====== Supplied material
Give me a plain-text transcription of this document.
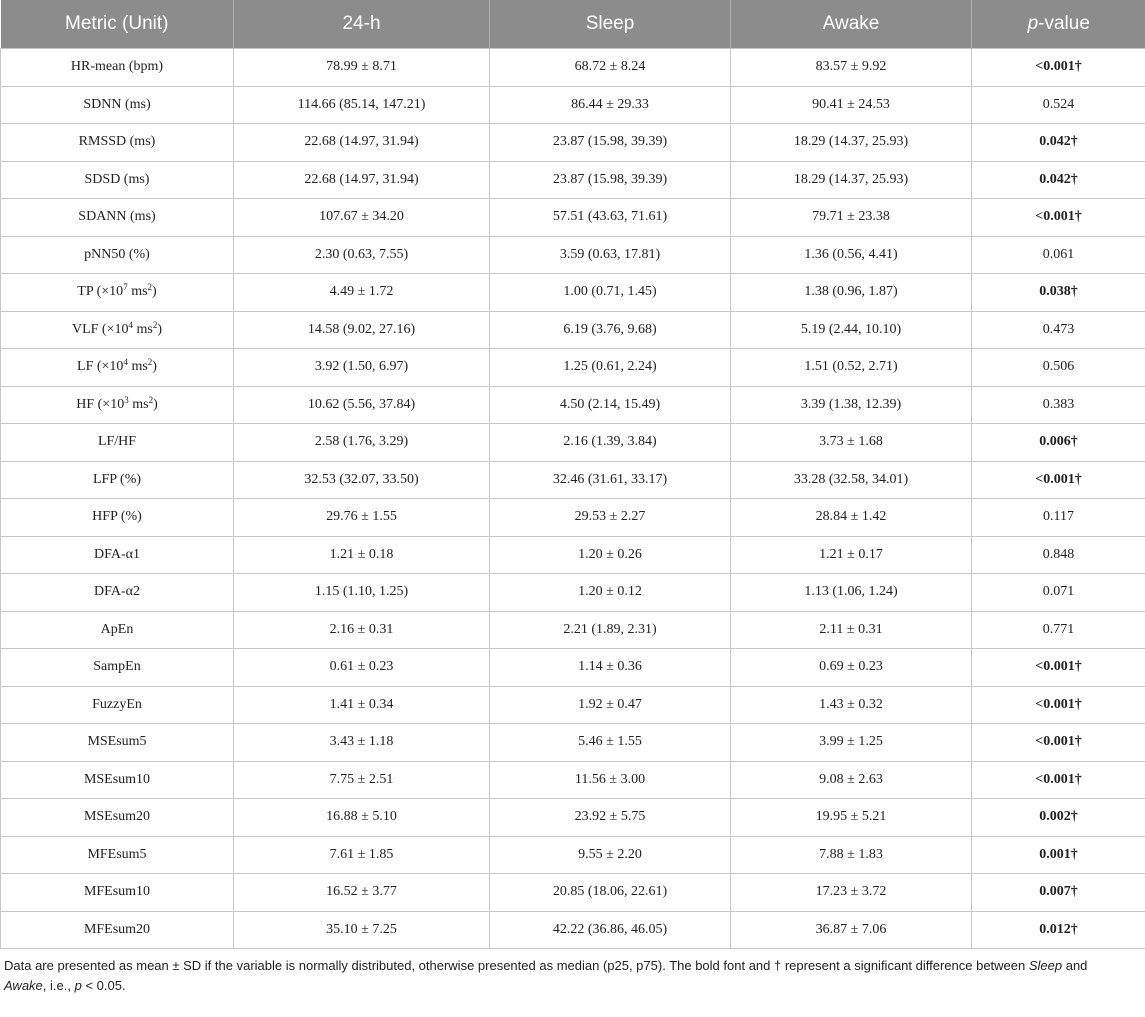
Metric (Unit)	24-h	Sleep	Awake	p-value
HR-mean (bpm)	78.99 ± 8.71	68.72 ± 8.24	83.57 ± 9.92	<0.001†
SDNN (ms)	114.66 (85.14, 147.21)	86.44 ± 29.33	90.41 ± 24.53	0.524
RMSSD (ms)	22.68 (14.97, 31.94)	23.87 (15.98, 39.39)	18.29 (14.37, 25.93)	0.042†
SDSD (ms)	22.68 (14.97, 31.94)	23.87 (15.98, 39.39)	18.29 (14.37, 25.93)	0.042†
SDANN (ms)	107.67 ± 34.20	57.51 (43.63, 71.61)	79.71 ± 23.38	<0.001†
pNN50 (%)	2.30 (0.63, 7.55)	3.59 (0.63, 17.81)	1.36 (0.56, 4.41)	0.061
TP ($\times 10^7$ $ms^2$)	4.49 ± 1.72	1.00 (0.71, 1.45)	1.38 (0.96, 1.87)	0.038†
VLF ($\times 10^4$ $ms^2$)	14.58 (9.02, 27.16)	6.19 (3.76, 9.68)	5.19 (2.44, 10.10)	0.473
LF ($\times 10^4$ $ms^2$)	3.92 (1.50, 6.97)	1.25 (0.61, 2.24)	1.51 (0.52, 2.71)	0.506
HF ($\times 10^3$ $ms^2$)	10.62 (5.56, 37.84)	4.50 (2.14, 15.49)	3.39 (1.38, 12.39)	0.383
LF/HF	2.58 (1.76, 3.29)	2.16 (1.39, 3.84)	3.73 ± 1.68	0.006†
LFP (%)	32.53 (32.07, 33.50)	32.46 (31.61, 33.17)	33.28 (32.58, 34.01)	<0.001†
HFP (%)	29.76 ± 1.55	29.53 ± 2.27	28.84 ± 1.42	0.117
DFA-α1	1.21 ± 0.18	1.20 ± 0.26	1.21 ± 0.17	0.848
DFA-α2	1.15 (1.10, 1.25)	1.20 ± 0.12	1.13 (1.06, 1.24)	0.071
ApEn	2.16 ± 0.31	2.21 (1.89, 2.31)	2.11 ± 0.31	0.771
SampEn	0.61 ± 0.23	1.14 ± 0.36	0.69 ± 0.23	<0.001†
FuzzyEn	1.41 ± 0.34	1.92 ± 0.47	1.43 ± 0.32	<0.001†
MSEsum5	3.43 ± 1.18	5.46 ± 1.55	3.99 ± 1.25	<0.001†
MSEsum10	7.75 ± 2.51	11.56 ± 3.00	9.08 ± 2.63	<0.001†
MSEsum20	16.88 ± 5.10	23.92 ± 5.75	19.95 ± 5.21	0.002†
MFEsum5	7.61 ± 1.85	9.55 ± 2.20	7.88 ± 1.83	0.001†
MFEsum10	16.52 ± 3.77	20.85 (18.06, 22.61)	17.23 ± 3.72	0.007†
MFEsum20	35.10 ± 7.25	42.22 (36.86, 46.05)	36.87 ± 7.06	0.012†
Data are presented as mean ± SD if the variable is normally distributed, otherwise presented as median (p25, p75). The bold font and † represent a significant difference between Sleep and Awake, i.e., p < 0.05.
============
Using the listing above, say how many of its lines contain the string "mean", giving nothing but the figure.

#### Output below
2